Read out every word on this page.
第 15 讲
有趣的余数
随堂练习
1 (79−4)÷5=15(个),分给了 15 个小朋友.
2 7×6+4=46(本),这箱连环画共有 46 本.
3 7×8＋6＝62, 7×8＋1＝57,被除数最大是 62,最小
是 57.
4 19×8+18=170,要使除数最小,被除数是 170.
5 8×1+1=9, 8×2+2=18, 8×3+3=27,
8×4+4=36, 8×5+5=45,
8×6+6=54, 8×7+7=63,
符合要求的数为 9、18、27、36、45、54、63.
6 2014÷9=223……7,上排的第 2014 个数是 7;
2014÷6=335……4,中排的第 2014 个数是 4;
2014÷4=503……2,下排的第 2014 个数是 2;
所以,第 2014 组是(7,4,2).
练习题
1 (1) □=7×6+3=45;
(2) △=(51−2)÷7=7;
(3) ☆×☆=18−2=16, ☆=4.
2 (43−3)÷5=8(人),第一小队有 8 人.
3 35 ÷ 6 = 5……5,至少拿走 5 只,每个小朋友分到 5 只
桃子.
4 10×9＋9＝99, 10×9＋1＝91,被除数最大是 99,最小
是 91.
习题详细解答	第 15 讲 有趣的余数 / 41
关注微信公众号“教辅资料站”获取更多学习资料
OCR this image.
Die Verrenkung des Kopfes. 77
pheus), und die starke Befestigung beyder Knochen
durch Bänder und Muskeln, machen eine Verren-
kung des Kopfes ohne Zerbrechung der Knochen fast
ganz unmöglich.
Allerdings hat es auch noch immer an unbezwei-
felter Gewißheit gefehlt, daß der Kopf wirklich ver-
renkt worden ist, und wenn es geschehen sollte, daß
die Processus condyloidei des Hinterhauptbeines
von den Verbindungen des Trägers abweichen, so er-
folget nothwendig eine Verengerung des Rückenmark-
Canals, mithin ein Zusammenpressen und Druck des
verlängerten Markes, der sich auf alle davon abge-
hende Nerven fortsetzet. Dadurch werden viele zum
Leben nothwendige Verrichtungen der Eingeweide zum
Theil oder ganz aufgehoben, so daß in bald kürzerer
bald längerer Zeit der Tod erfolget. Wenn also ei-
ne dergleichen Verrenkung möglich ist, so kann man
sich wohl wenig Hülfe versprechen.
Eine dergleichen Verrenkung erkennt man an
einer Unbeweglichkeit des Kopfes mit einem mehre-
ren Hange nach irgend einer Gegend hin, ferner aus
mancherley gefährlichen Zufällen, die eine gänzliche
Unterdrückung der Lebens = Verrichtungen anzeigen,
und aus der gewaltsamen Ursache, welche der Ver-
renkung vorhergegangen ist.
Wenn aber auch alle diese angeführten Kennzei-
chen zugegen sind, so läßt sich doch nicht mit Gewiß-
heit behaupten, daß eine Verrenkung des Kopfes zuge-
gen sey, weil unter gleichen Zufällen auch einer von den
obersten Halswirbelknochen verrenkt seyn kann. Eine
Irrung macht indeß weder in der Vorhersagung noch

========================================================================

Go through the records and print each one exactly.

■ ANSWER TO THIS PROBLEM:
Read out every word on this page.
第 15 讲
有趣的余数
随堂练习
1 (79−4)÷5=15(个),分给了 15 个小朋友.
2 7×6+4=46(本),这箱连环画共有 46 本.
3 7×8＋6＝62, 7×8＋1＝57,被除数最大是 62,最小
是 57.
4 19×8+18=170,要使除数最小,被除数是 170.
5 8×1+1=9, 8×2+2=18, 8×3+3=27,
8×4+4=36, 8×5+5=45,
8×6+6=54, 8×7+7=63,
符合要求的数为 9、18、27、36、45、54、63.
6 2014÷9=223……7,上排的第 2014 个数是 7;
2014÷6=335……4,中排的第 2014 个数是 4;
2014÷4=503……2,下排的第 2014 个数是 2;
所以,第 2014 组是(7,4,2).
练习题
1 (1) □=7×6+3=45;
(2) △=(51−2)÷7=7;
(3) ☆×☆=18−2=16, ☆=4.
2 (43−3)÷5=8(人),第一小队有 8 人.
3 35 ÷ 6 = 5……5,至少拿走 5 只,每个小朋友分到 5 只
桃子.
4 10×9＋9＝99, 10×9＋1＝91,被除数最大是 99,最小
是 91.
习题详细解答	第 15 讲 有趣的余数 / 41
关注微信公众号“教辅资料站”获取更多学习资料
OCR this image.
Die Verrenkung des Kopfes. 77
pheus), und die starke Befestigung beyder Knochen
durch Bänder und Muskeln, machen eine Verren-
kung des Kopfes ohne Zerbrechung der Knochen fast
ganz unmöglich.
Allerdings hat es auch noch immer an unbezwei-
felter Gewißheit gefehlt, daß der Kopf wirklich ver-
renkt worden ist, und wenn es geschehen sollte, daß
die Processus condyloidei des Hinterhauptbeines
von den Verbindungen des Trägers abweichen, so er-
folget nothwendig eine Verengerung des Rückenmark-
Canals, mithin ein Zusammenpressen und Druck des
verlängerten Markes, der sich auf alle davon abge-
hende Nerven fortsetzet. Dadurch werden viele zum
Leben nothwendige Verrichtungen der Eingeweide zum
Theil oder ganz aufgehoben, so daß in bald kürzerer
bald längerer Zeit der Tod erfolget. Wenn also ei-
ne dergleichen Verrenkung möglich ist, so kann man
sich wohl wenig Hülfe versprechen.
Eine dergleichen Verrenkung erkennt man an
einer Unbeweglichkeit des Kopfes mit einem mehre-
ren Hange nach irgend einer Gegend hin, ferner aus
mancherley gefährlichen Zufällen, die eine gänzliche
Unterdrückung der Lebens = Verrichtungen anzeigen,
und aus der gewaltsamen Ursache, welche der Ver-
renkung vorhergegangen ist.
Wenn aber auch alle diese angeführten Kennzei-
chen zugegen sind, so läßt sich doch nicht mit Gewiß-
heit behaupten, daß eine Verrenkung des Kopfes zuge-
gen sey, weil unter gleichen Zufällen auch einer von den
obersten Halswirbelknochen verrenkt seyn kann. Eine
Irrung macht indeß weder in der Vorhersagung noch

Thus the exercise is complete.